Review the listing and copy each line that holds the word "where".
━━━━━ DATA PROVIDED ━━━━━
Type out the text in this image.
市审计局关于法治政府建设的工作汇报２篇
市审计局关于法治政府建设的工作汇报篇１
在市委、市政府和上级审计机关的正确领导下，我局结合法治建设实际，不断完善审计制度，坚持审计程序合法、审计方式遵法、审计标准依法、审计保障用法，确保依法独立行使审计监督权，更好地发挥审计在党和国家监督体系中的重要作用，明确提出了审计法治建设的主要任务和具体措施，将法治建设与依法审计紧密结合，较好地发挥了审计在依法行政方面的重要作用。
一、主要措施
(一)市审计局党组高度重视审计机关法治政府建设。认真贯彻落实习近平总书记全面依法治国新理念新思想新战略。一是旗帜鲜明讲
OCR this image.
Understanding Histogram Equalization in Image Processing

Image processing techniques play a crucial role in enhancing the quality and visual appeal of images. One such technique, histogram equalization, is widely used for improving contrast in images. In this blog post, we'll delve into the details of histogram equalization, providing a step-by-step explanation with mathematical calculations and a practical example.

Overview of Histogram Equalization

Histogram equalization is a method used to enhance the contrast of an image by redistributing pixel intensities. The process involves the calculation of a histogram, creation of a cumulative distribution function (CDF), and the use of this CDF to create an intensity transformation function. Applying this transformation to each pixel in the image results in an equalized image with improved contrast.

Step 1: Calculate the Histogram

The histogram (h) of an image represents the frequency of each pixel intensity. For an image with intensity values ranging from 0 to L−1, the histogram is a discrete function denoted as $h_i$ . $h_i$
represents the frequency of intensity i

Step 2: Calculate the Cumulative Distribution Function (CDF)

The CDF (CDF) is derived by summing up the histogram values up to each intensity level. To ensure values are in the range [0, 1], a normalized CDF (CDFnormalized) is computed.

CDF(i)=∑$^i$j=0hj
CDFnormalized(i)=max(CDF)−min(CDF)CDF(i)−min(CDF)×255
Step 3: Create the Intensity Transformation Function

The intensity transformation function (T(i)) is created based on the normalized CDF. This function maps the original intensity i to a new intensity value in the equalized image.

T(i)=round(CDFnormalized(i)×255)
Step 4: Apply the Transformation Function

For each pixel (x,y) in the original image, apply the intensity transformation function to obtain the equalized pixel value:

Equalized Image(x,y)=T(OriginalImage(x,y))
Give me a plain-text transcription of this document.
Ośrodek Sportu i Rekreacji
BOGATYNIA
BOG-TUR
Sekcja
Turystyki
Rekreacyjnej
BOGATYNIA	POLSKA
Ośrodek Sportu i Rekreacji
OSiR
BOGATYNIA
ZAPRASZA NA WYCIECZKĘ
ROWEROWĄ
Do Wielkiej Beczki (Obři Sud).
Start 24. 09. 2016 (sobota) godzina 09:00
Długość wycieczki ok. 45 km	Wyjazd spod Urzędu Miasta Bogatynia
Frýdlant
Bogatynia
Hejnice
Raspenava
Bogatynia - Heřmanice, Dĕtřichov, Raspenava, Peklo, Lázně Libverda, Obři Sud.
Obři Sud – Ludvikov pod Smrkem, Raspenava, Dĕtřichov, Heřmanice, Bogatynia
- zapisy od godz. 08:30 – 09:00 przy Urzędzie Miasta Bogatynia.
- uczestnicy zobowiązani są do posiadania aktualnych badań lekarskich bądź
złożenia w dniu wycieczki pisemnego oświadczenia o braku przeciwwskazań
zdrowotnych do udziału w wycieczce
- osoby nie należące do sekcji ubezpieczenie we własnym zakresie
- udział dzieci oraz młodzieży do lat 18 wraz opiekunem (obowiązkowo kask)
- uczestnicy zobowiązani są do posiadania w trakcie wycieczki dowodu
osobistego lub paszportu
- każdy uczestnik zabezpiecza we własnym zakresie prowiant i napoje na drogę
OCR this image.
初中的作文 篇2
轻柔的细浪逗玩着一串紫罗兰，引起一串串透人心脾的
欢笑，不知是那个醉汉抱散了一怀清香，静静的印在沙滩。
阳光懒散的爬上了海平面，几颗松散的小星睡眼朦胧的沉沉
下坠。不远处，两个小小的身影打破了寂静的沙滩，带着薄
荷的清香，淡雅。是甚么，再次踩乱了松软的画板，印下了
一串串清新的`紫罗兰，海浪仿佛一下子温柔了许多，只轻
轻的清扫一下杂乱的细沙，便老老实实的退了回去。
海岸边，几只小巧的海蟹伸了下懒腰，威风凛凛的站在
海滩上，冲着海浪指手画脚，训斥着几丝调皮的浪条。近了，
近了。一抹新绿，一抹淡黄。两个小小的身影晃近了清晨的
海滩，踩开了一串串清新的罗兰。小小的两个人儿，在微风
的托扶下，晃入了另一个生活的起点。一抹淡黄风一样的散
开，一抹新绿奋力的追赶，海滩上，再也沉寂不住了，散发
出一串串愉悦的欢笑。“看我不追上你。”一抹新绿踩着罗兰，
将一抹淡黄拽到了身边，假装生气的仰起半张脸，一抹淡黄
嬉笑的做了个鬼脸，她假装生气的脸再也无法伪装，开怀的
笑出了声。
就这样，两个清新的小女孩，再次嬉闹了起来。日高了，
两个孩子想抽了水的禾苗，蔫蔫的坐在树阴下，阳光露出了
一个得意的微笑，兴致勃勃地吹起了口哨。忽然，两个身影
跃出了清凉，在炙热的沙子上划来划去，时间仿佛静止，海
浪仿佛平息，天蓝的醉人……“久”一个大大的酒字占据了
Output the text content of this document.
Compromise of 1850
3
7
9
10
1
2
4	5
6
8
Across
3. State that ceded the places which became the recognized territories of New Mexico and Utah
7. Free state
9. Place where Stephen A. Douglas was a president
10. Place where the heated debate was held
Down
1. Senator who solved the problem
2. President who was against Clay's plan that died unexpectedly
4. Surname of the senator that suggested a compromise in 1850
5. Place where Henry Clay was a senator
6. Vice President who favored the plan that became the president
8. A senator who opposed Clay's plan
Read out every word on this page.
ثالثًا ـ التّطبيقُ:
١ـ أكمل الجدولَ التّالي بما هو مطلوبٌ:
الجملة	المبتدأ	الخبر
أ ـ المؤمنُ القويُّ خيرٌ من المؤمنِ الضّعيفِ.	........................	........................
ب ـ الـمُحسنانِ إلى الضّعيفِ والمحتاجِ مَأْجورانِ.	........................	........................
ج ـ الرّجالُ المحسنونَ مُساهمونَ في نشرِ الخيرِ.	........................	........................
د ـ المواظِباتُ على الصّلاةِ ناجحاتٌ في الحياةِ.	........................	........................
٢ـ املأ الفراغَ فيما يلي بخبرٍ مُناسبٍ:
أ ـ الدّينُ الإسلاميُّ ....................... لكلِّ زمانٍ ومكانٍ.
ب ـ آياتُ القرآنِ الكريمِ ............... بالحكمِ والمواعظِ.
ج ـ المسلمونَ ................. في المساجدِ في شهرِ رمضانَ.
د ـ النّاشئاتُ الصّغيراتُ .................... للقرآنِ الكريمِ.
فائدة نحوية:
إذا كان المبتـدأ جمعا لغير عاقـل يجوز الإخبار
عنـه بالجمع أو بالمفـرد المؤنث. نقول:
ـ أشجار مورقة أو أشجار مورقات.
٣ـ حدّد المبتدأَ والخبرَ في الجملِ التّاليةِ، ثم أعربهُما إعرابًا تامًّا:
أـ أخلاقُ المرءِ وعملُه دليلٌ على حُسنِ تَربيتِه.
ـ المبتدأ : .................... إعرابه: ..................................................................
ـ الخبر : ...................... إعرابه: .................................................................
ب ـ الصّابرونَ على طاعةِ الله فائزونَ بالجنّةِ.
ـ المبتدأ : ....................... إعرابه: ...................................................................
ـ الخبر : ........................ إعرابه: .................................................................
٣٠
━━━━━
-- CORRECT RESULT --
9. Place where Stephen A. Douglas was a president
10. Place where the heated debate was held
5. Place where Henry Clay was a senator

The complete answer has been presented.